Report how many lines of the data records contain the string "tick". Give only the number.

(Data records)
----

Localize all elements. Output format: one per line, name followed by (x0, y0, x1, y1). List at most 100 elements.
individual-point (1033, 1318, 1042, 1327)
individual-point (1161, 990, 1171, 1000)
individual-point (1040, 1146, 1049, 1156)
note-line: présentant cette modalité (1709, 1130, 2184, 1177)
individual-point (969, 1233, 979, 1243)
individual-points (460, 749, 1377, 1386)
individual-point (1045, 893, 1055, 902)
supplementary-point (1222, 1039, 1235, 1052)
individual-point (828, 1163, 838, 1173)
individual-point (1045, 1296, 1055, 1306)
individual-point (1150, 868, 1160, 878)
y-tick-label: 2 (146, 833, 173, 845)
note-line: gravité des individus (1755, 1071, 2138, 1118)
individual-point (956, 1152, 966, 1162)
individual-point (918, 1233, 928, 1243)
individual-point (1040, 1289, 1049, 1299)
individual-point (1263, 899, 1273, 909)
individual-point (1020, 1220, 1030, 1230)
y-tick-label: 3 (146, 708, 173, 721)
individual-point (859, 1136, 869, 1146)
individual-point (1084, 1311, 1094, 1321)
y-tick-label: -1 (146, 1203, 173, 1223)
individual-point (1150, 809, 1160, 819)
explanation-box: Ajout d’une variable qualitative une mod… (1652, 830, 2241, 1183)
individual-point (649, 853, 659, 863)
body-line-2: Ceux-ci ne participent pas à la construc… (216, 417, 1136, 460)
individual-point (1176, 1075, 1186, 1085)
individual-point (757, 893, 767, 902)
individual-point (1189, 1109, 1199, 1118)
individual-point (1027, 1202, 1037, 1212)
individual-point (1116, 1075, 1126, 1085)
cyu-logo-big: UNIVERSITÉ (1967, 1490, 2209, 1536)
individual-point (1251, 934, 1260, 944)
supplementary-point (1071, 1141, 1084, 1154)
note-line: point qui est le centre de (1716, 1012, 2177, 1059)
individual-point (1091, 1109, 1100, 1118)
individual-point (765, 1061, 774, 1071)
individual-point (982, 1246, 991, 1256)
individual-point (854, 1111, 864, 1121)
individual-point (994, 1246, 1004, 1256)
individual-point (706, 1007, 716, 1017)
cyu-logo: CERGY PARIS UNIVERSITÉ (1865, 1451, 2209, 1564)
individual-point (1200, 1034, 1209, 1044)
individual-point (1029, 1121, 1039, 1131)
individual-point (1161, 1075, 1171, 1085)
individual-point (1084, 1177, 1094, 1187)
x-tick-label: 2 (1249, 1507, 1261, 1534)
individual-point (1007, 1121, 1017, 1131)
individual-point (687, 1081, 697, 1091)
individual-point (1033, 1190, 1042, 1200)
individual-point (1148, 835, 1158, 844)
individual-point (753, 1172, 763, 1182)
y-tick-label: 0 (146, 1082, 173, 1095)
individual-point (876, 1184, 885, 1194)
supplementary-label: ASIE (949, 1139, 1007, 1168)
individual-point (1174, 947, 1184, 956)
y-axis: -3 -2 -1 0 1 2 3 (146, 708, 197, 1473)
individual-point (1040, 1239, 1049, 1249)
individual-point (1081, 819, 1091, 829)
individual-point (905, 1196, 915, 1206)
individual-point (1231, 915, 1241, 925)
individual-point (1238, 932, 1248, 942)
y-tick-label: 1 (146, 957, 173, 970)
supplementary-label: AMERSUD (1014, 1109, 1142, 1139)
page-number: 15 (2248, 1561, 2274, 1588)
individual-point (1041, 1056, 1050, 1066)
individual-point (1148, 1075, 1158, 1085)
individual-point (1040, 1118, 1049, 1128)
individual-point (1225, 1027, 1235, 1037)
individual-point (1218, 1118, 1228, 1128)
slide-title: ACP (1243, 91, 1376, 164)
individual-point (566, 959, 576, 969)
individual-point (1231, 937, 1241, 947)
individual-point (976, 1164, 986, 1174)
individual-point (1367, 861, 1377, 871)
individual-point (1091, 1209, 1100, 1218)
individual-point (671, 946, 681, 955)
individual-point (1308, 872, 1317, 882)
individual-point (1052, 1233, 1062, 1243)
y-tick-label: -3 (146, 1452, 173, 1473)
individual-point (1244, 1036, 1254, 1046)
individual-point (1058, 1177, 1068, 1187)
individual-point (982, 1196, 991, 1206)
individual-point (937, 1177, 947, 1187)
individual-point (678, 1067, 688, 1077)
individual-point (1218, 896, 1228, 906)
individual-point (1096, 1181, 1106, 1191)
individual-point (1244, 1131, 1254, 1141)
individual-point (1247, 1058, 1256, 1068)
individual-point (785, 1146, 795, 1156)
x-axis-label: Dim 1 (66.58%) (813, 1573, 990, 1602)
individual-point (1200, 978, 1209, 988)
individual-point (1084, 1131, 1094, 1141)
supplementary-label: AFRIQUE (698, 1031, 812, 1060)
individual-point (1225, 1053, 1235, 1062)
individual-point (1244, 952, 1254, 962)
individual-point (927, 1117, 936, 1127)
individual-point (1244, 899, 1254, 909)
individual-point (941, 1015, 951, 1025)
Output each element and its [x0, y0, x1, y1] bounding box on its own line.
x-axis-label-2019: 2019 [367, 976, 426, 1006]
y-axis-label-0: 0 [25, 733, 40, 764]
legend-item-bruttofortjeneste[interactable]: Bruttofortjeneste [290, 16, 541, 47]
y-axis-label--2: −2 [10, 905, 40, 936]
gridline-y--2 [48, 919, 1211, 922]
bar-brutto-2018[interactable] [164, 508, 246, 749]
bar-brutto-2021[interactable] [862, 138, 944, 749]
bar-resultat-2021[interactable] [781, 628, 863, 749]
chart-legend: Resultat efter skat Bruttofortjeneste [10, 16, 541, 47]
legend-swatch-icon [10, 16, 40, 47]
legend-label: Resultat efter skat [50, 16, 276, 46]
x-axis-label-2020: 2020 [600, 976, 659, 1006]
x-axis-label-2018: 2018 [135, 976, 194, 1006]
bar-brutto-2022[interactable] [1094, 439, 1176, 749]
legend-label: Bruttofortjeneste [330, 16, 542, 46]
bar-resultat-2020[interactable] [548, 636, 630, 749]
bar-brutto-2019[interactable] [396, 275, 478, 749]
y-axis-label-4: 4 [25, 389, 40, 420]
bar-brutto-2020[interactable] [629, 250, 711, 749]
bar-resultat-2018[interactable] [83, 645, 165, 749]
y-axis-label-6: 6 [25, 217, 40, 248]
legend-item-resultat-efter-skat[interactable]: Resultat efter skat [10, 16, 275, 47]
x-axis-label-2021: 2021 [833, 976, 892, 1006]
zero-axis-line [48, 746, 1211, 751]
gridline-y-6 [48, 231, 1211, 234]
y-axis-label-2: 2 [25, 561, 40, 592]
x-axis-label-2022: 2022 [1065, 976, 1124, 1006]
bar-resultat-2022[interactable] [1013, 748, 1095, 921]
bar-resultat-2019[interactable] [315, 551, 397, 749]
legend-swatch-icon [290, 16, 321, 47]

----

*TASK OUTPUT:* 7